• Requirements
Extract the text of each entry below exactly, leaving every image behind.

Rows from a figure dataset:
====
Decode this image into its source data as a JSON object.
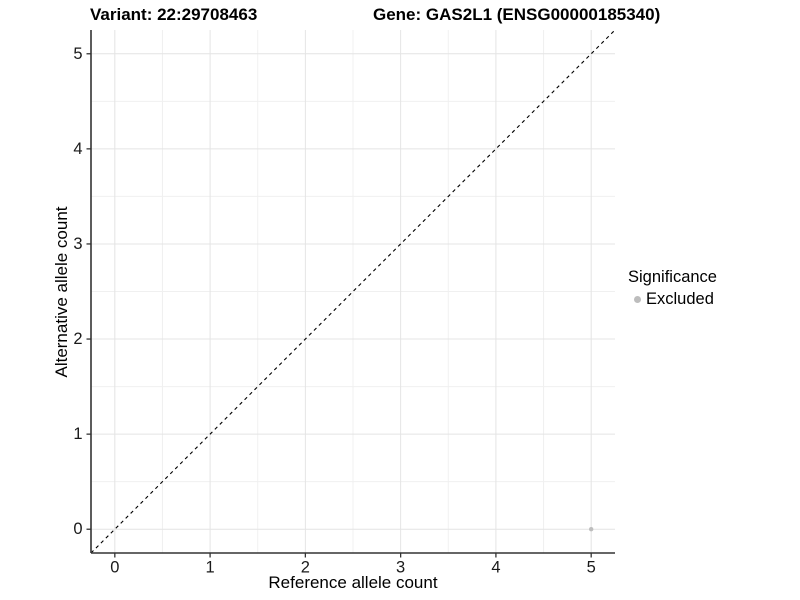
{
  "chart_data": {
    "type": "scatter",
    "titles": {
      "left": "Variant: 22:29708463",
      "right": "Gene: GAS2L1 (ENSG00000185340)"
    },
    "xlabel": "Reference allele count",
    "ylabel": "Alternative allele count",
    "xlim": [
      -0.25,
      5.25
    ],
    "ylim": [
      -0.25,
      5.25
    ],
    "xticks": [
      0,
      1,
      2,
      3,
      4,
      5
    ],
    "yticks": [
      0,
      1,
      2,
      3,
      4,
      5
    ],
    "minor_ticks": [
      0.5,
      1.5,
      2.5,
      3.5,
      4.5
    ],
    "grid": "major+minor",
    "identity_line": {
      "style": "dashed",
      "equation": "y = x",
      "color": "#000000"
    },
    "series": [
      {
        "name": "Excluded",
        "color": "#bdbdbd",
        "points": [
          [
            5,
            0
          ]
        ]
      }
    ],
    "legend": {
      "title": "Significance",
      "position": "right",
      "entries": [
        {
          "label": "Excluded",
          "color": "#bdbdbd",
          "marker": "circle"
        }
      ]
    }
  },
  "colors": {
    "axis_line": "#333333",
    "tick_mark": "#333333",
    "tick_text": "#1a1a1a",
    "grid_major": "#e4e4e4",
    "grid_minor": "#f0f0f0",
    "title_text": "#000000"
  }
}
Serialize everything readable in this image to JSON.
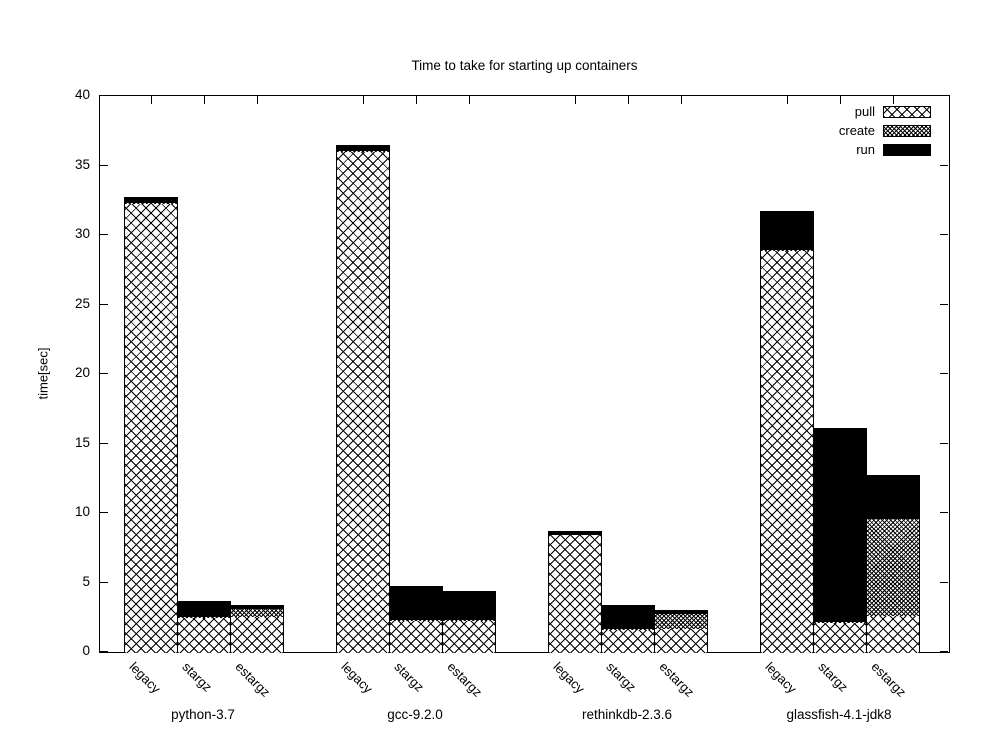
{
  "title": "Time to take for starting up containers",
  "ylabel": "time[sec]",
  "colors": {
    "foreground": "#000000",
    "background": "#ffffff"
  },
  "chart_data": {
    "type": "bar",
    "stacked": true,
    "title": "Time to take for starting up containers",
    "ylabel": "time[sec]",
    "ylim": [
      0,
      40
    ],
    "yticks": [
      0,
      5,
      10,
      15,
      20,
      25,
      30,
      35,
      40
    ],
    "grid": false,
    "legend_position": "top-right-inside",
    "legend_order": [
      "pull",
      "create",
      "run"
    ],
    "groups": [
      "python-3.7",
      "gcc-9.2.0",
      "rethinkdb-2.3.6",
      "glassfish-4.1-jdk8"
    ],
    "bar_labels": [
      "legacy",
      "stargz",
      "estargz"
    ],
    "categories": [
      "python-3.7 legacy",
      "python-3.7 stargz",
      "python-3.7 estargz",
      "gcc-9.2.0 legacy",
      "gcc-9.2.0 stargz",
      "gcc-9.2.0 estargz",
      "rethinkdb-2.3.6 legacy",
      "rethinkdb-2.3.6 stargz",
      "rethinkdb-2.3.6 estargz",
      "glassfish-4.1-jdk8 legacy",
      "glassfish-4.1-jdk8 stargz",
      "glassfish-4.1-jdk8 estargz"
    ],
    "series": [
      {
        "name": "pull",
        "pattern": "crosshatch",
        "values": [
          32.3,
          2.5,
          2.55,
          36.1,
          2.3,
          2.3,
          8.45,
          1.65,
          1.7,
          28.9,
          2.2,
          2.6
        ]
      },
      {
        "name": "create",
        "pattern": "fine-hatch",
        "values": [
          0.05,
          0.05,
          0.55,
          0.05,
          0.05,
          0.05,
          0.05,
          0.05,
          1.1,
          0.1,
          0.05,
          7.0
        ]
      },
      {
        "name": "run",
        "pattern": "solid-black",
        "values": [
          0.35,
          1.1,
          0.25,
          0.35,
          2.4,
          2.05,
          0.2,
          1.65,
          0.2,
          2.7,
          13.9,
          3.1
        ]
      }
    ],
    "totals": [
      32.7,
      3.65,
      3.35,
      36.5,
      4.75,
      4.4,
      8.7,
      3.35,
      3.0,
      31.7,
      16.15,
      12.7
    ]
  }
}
====
• In response
Decode this image into its source data as a JSON object.
{
  "chart_data": {
    "type": "scatter",
    "titles": {
      "left": "Variant: 22:29708463",
      "right": "Gene: GAS2L1 (ENSG00000185340)"
    },
    "xlabel": "Reference allele count",
    "ylabel": "Alternative allele count",
    "xlim": [
      -0.25,
      5.25
    ],
    "ylim": [
      -0.25,
      5.25
    ],
    "xticks": [
      0,
      1,
      2,
      3,
      4,
      5
    ],
    "yticks": [
      0,
      1,
      2,
      3,
      4,
      5
    ],
    "minor_ticks": [
      0.5,
      1.5,
      2.5,
      3.5,
      4.5
    ],
    "grid": "major+minor",
    "identity_line": {
      "style": "dashed",
      "equation": "y = x",
      "color": "#000000"
    },
    "series": [
      {
        "name": "Excluded",
        "color": "#bdbdbd",
        "points": [
          [
            5,
            0
          ]
        ]
      }
    ],
    "legend": {
      "title": "Significance",
      "position": "right",
      "entries": [
        {
          "label": "Excluded",
          "color": "#bdbdbd",
          "marker": "circle"
        }
      ]
    }
  },
  "colors": {
    "axis_line": "#333333",
    "tick_mark": "#333333",
    "tick_text": "#1a1a1a",
    "grid_major": "#e4e4e4",
    "grid_minor": "#f0f0f0",
    "title_text": "#000000"
  }
}
Serialize everything readable in this image to JSON.
{
  "title": "Time to take for starting up containers",
  "ylabel": "time[sec]",
  "colors": {
    "foreground": "#000000",
    "background": "#ffffff"
  },
  "chart_data": {
    "type": "bar",
    "stacked": true,
    "title": "Time to take for starting up containers",
    "ylabel": "time[sec]",
    "ylim": [
      0,
      40
    ],
    "yticks": [
      0,
      5,
      10,
      15,
      20,
      25,
      30,
      35,
      40
    ],
    "grid": false,
    "legend_position": "top-right-inside",
    "legend_order": [
      "pull",
      "create",
      "run"
    ],
    "groups": [
      "python-3.7",
      "gcc-9.2.0",
      "rethinkdb-2.3.6",
      "glassfish-4.1-jdk8"
    ],
    "bar_labels": [
      "legacy",
      "stargz",
      "estargz"
    ],
    "categories": [
      "python-3.7 legacy",
      "python-3.7 stargz",
      "python-3.7 estargz",
      "gcc-9.2.0 legacy",
      "gcc-9.2.0 stargz",
      "gcc-9.2.0 estargz",
      "rethinkdb-2.3.6 legacy",
      "rethinkdb-2.3.6 stargz",
      "rethinkdb-2.3.6 estargz",
      "glassfish-4.1-jdk8 legacy",
      "glassfish-4.1-jdk8 stargz",
      "glassfish-4.1-jdk8 estargz"
    ],
    "series": [
      {
        "name": "pull",
        "pattern": "crosshatch",
        "values": [
          32.3,
          2.5,
          2.55,
          36.1,
          2.3,
          2.3,
          8.45,
          1.65,
          1.7,
          28.9,
          2.2,
          2.6
        ]
      },
      {
        "name": "create",
        "pattern": "fine-hatch",
        "values": [
          0.05,
          0.05,
          0.55,
          0.05,
          0.05,
          0.05,
          0.05,
          0.05,
          1.1,
          0.1,
          0.05,
          7.0
        ]
      },
      {
        "name": "run",
        "pattern": "solid-black",
        "values": [
          0.35,
          1.1,
          0.25,
          0.35,
          2.4,
          2.05,
          0.2,
          1.65,
          0.2,
          2.7,
          13.9,
          3.1
        ]
      }
    ],
    "totals": [
      32.7,
      3.65,
      3.35,
      36.5,
      4.75,
      4.4,
      8.7,
      3.35,
      3.0,
      31.7,
      16.15,
      12.7
    ]
  }
}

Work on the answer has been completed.